> _Exercise input_

****

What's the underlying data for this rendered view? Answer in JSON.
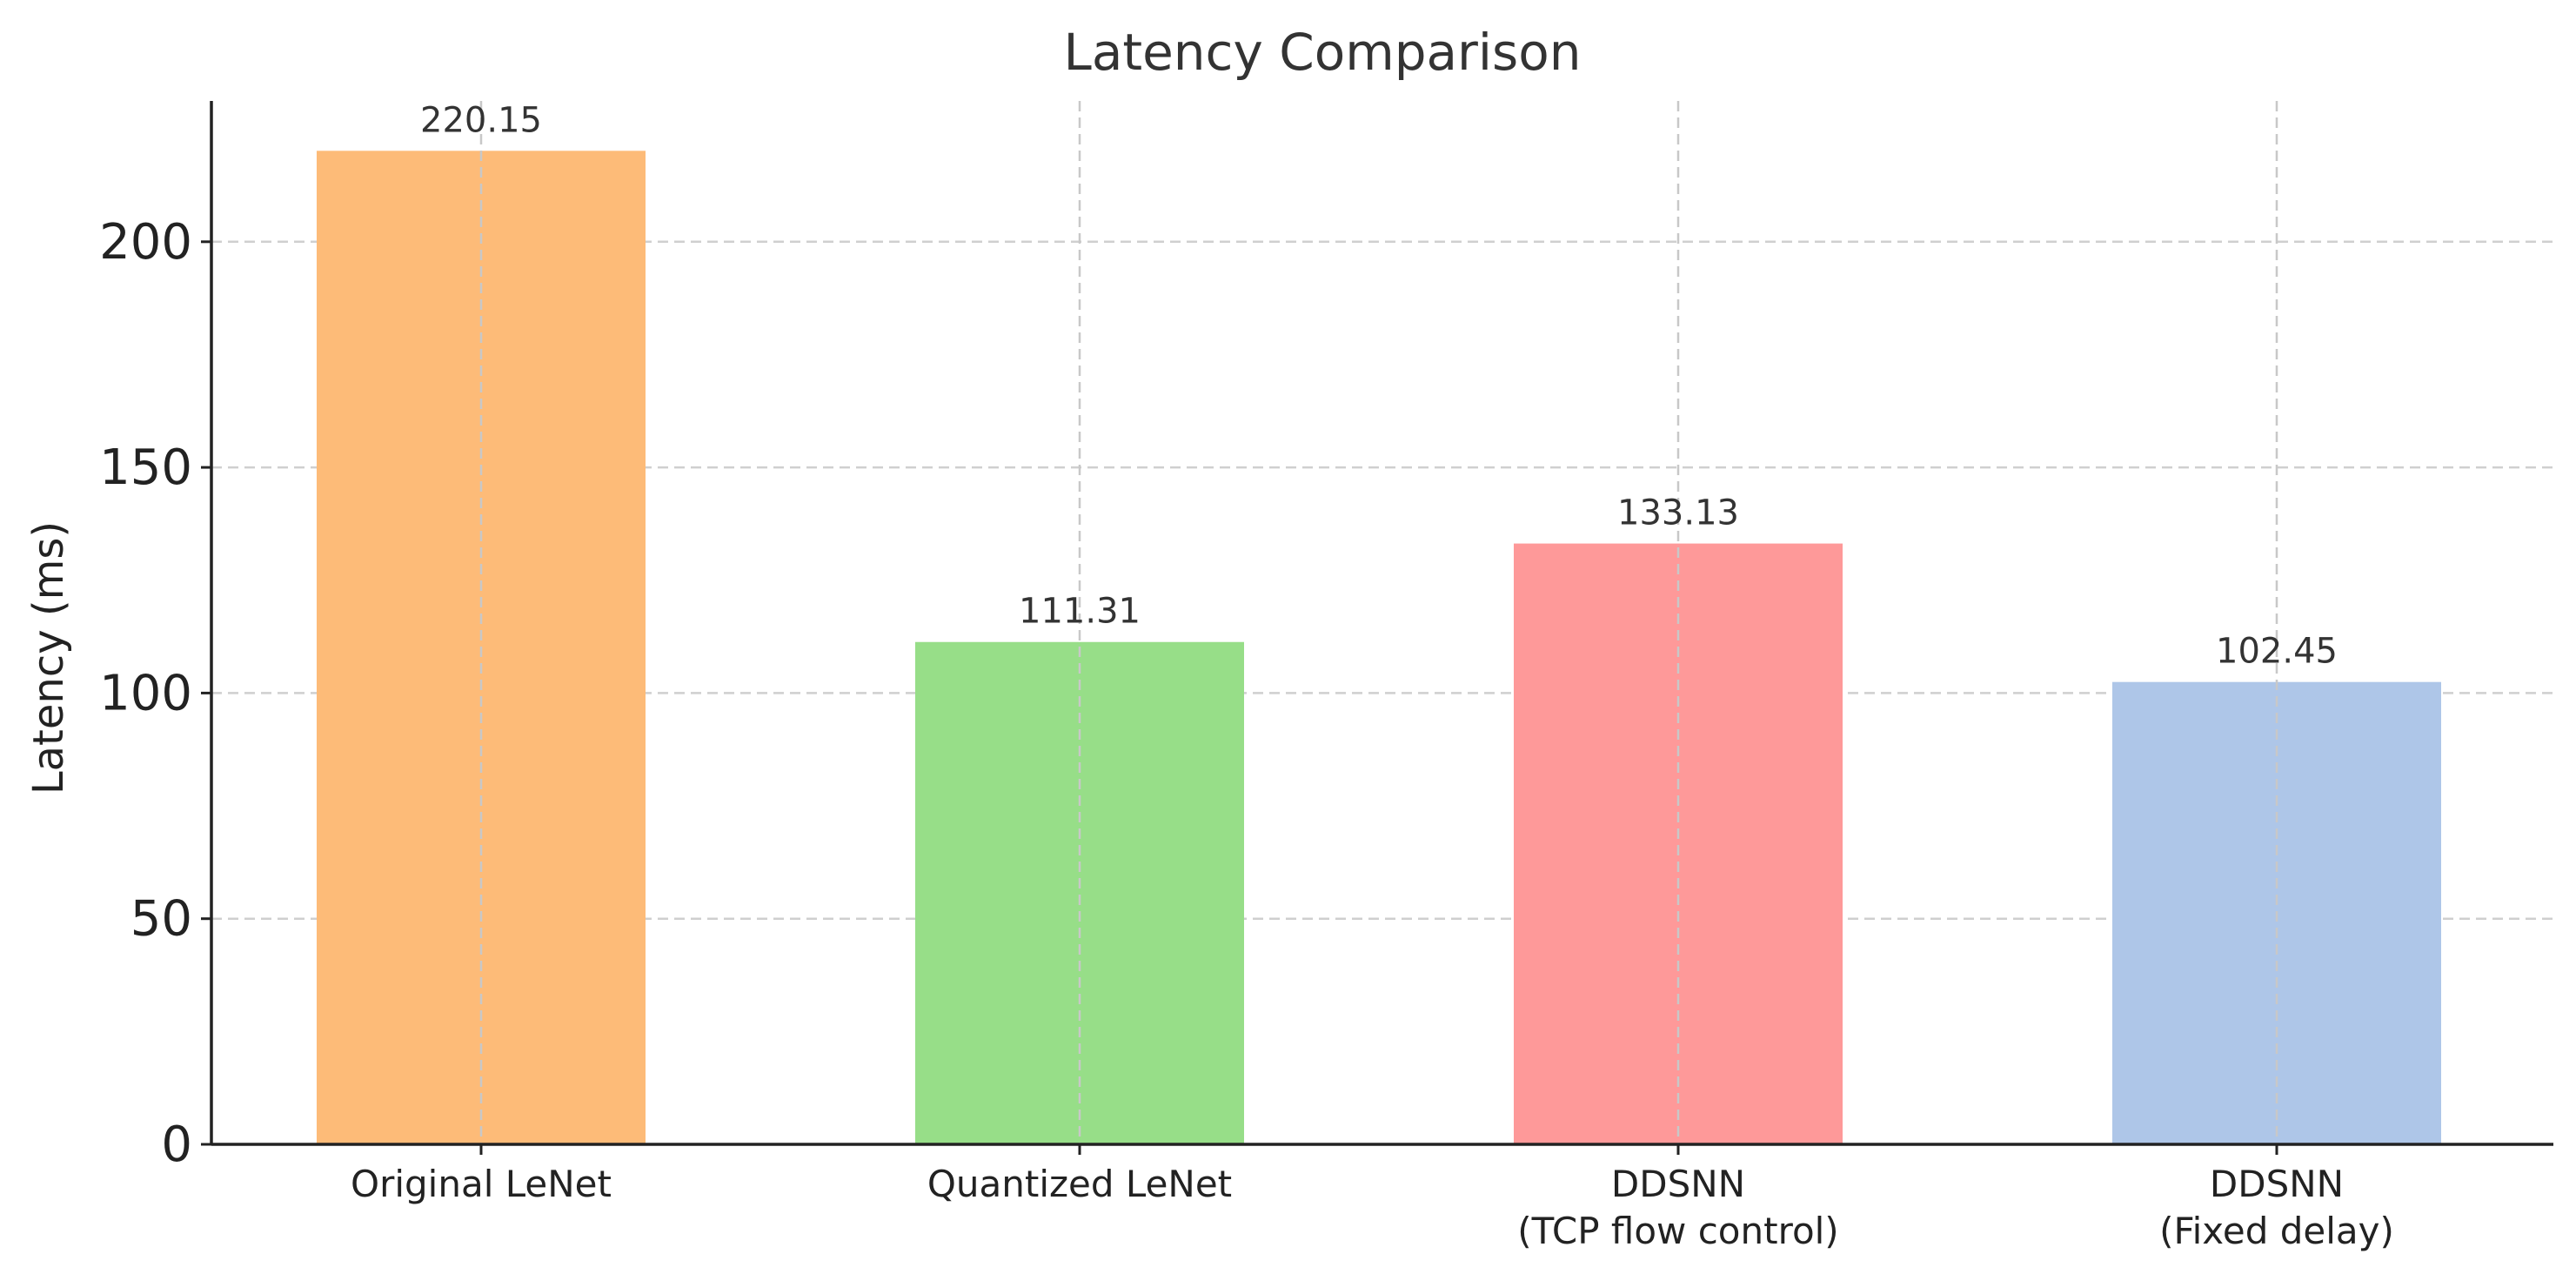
{
  "chart_data": {
    "type": "bar",
    "title": "Latency Comparison",
    "xlabel": "",
    "ylabel": "Latency (ms)",
    "categories": [
      [
        "Original LeNet"
      ],
      [
        "Quantized LeNet"
      ],
      [
        "DDSNN",
        "(TCP flow control)"
      ],
      [
        "DDSNN",
        "(Fixed delay)"
      ]
    ],
    "values": [
      220.15,
      111.31,
      133.13,
      102.45
    ],
    "value_labels": [
      "220.15",
      "111.31",
      "133.13",
      "102.45"
    ],
    "colors": [
      "#FDBB78",
      "#97DE88",
      "#FE9999",
      "#AEC6E8"
    ],
    "ylim": [
      0,
      231.2
    ],
    "yticks": [
      0,
      50,
      100,
      150,
      200
    ],
    "grid": true
  }
}
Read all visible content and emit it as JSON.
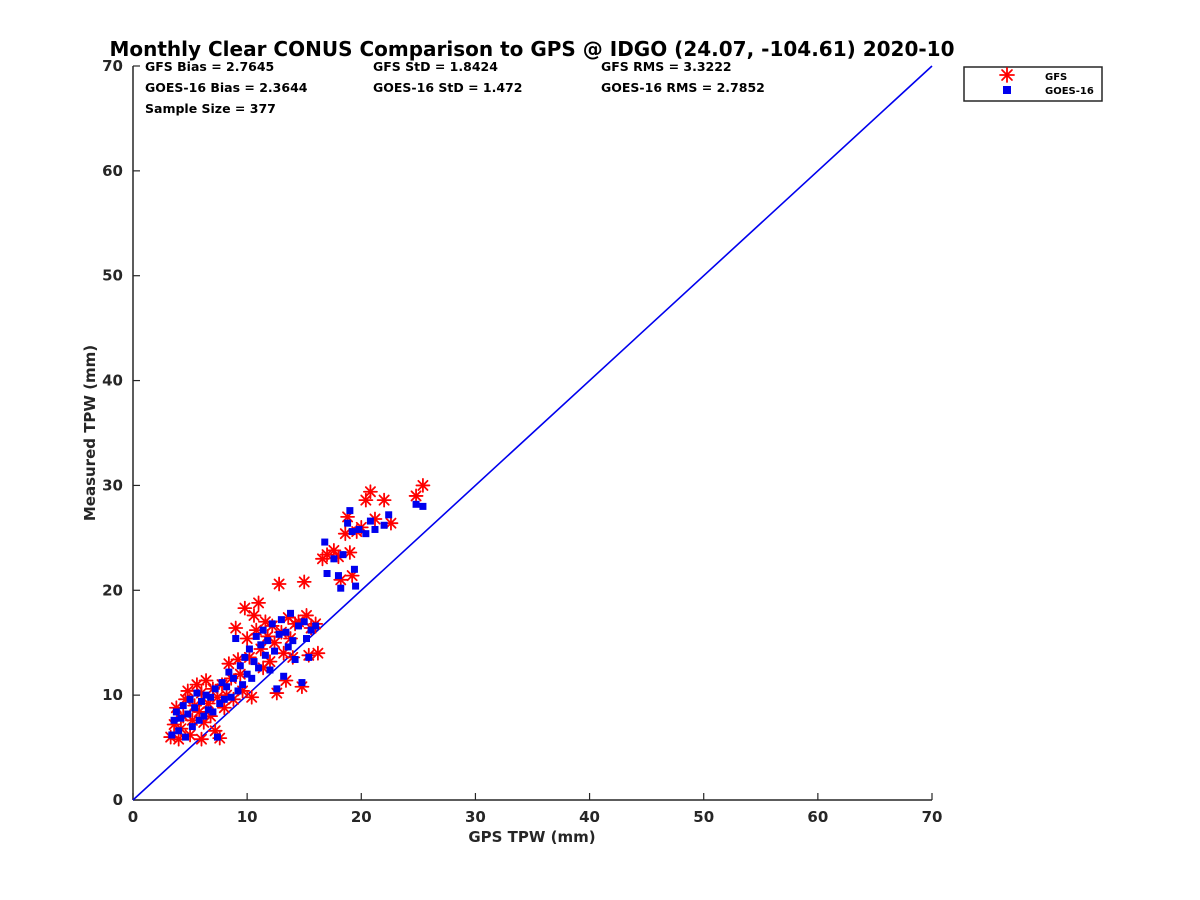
{
  "chart_data": {
    "type": "scatter",
    "title": "Monthly Clear CONUS Comparison to GPS @ IDGO (24.07, -104.61) 2020-10",
    "xlabel": "GPS TPW (mm)",
    "ylabel": "Measured TPW (mm)",
    "xlim": [
      0,
      70
    ],
    "ylim": [
      0,
      70
    ],
    "xticks": [
      "0",
      "10",
      "20",
      "30",
      "40",
      "50",
      "60",
      "70"
    ],
    "yticks": [
      "0",
      "10",
      "20",
      "30",
      "40",
      "50",
      "60",
      "70"
    ],
    "grid": false,
    "legend_position": "top-right-outside",
    "stats": {
      "gfs_bias": "GFS Bias = 2.7645",
      "gfs_std": "GFS StD = 1.8424",
      "gfs_rms": "GFS RMS = 3.3222",
      "goes_bias": "GOES-16 Bias = 2.3644",
      "goes_std": "GOES-16 StD = 1.472",
      "goes_rms": "GOES-16 RMS = 2.7852",
      "sample_size": "Sample Size = 377"
    },
    "reference_line": {
      "x": [
        0,
        70
      ],
      "y": [
        0,
        70
      ],
      "color": "#0000ee"
    },
    "series": [
      {
        "name": "GFS",
        "marker": "asterisk",
        "color": "#ff0000",
        "points": [
          [
            3.3,
            6.0
          ],
          [
            3.6,
            7.2
          ],
          [
            3.8,
            8.8
          ],
          [
            4.0,
            5.8
          ],
          [
            4.2,
            6.8
          ],
          [
            4.4,
            8.0
          ],
          [
            4.6,
            9.6
          ],
          [
            4.8,
            10.4
          ],
          [
            5.0,
            6.2
          ],
          [
            5.2,
            7.6
          ],
          [
            5.4,
            9.0
          ],
          [
            5.6,
            11.0
          ],
          [
            5.8,
            8.4
          ],
          [
            6.0,
            5.8
          ],
          [
            6.0,
            10.2
          ],
          [
            6.2,
            7.4
          ],
          [
            6.4,
            11.4
          ],
          [
            6.6,
            9.2
          ],
          [
            6.8,
            8.0
          ],
          [
            7.0,
            10.6
          ],
          [
            7.2,
            6.6
          ],
          [
            7.4,
            9.8
          ],
          [
            7.6,
            5.9
          ],
          [
            7.8,
            11.0
          ],
          [
            8.0,
            8.8
          ],
          [
            8.2,
            10.0
          ],
          [
            8.4,
            13.0
          ],
          [
            8.6,
            11.6
          ],
          [
            8.8,
            9.6
          ],
          [
            9.0,
            16.4
          ],
          [
            9.2,
            13.4
          ],
          [
            9.4,
            12.0
          ],
          [
            9.6,
            10.4
          ],
          [
            9.8,
            18.3
          ],
          [
            10.0,
            15.4
          ],
          [
            10.2,
            13.6
          ],
          [
            10.4,
            9.8
          ],
          [
            10.6,
            17.6
          ],
          [
            10.8,
            16.2
          ],
          [
            11.0,
            18.8
          ],
          [
            11.2,
            14.4
          ],
          [
            11.4,
            12.6
          ],
          [
            11.6,
            17.0
          ],
          [
            11.8,
            15.6
          ],
          [
            12.0,
            13.2
          ],
          [
            12.2,
            16.6
          ],
          [
            12.4,
            15.0
          ],
          [
            12.6,
            10.2
          ],
          [
            12.8,
            20.6
          ],
          [
            13.0,
            16.0
          ],
          [
            13.2,
            14.0
          ],
          [
            13.4,
            11.4
          ],
          [
            13.6,
            17.4
          ],
          [
            13.8,
            15.4
          ],
          [
            14.0,
            13.6
          ],
          [
            14.2,
            16.8
          ],
          [
            14.5,
            17.0
          ],
          [
            14.8,
            10.8
          ],
          [
            15.0,
            20.8
          ],
          [
            15.2,
            17.6
          ],
          [
            15.4,
            13.8
          ],
          [
            15.6,
            16.4
          ],
          [
            16.0,
            16.8
          ],
          [
            16.2,
            14.0
          ],
          [
            16.6,
            23.0
          ],
          [
            17.0,
            23.4
          ],
          [
            17.6,
            23.8
          ],
          [
            18.0,
            23.2
          ],
          [
            18.2,
            21.0
          ],
          [
            18.6,
            25.4
          ],
          [
            18.8,
            27.0
          ],
          [
            19.0,
            23.6
          ],
          [
            19.2,
            21.4
          ],
          [
            19.6,
            25.6
          ],
          [
            20.0,
            26.0
          ],
          [
            20.4,
            28.6
          ],
          [
            20.8,
            29.4
          ],
          [
            21.2,
            26.8
          ],
          [
            22.0,
            28.6
          ],
          [
            22.6,
            26.4
          ],
          [
            24.8,
            29.0
          ],
          [
            25.4,
            30.0
          ]
        ]
      },
      {
        "name": "GOES-16",
        "marker": "square",
        "color": "#0000ee",
        "points": [
          [
            3.4,
            6.2
          ],
          [
            3.6,
            7.6
          ],
          [
            3.8,
            8.4
          ],
          [
            4.0,
            6.6
          ],
          [
            4.2,
            7.8
          ],
          [
            4.4,
            9.0
          ],
          [
            4.6,
            6.0
          ],
          [
            4.8,
            8.2
          ],
          [
            5.0,
            9.6
          ],
          [
            5.2,
            7.0
          ],
          [
            5.4,
            8.8
          ],
          [
            5.6,
            10.2
          ],
          [
            5.8,
            7.6
          ],
          [
            6.0,
            9.4
          ],
          [
            6.2,
            8.0
          ],
          [
            6.4,
            10.0
          ],
          [
            6.6,
            8.6
          ],
          [
            6.8,
            9.8
          ],
          [
            7.0,
            8.4
          ],
          [
            7.2,
            10.6
          ],
          [
            7.4,
            6.0
          ],
          [
            7.6,
            9.2
          ],
          [
            7.8,
            11.2
          ],
          [
            8.0,
            9.6
          ],
          [
            8.2,
            10.8
          ],
          [
            8.4,
            12.2
          ],
          [
            8.6,
            9.8
          ],
          [
            8.8,
            11.6
          ],
          [
            9.0,
            15.4
          ],
          [
            9.2,
            10.4
          ],
          [
            9.4,
            12.8
          ],
          [
            9.6,
            11.0
          ],
          [
            9.8,
            13.6
          ],
          [
            10.0,
            12.0
          ],
          [
            10.2,
            14.4
          ],
          [
            10.4,
            11.6
          ],
          [
            10.6,
            13.2
          ],
          [
            10.8,
            15.6
          ],
          [
            11.0,
            12.6
          ],
          [
            11.2,
            14.8
          ],
          [
            11.4,
            16.2
          ],
          [
            11.6,
            13.8
          ],
          [
            11.8,
            15.2
          ],
          [
            12.0,
            12.4
          ],
          [
            12.2,
            16.8
          ],
          [
            12.4,
            14.2
          ],
          [
            12.6,
            10.6
          ],
          [
            12.8,
            15.8
          ],
          [
            13.0,
            17.2
          ],
          [
            13.2,
            11.8
          ],
          [
            13.4,
            16.0
          ],
          [
            13.6,
            14.6
          ],
          [
            13.8,
            17.8
          ],
          [
            14.0,
            15.2
          ],
          [
            14.2,
            13.4
          ],
          [
            14.5,
            16.6
          ],
          [
            14.8,
            11.2
          ],
          [
            15.0,
            17.0
          ],
          [
            15.2,
            15.4
          ],
          [
            15.4,
            13.6
          ],
          [
            15.6,
            16.2
          ],
          [
            16.0,
            16.6
          ],
          [
            16.8,
            24.6
          ],
          [
            17.0,
            21.6
          ],
          [
            17.6,
            23.0
          ],
          [
            18.0,
            21.4
          ],
          [
            18.2,
            20.2
          ],
          [
            18.4,
            23.4
          ],
          [
            18.8,
            26.4
          ],
          [
            19.0,
            27.6
          ],
          [
            19.2,
            25.6
          ],
          [
            19.4,
            22.0
          ],
          [
            19.5,
            20.4
          ],
          [
            19.8,
            25.8
          ],
          [
            20.4,
            25.4
          ],
          [
            20.8,
            26.6
          ],
          [
            21.2,
            25.8
          ],
          [
            22.0,
            26.2
          ],
          [
            22.4,
            27.2
          ],
          [
            24.8,
            28.2
          ],
          [
            25.4,
            28.0
          ]
        ]
      }
    ]
  }
}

****

> _Problem requirements_
Scan the material above. Copy each line that holds the word "ylabel".

> _Answer to the exercise_
    "ylabel": "Latency (ms)",
    "ylabel": "Measured TPW (mm)",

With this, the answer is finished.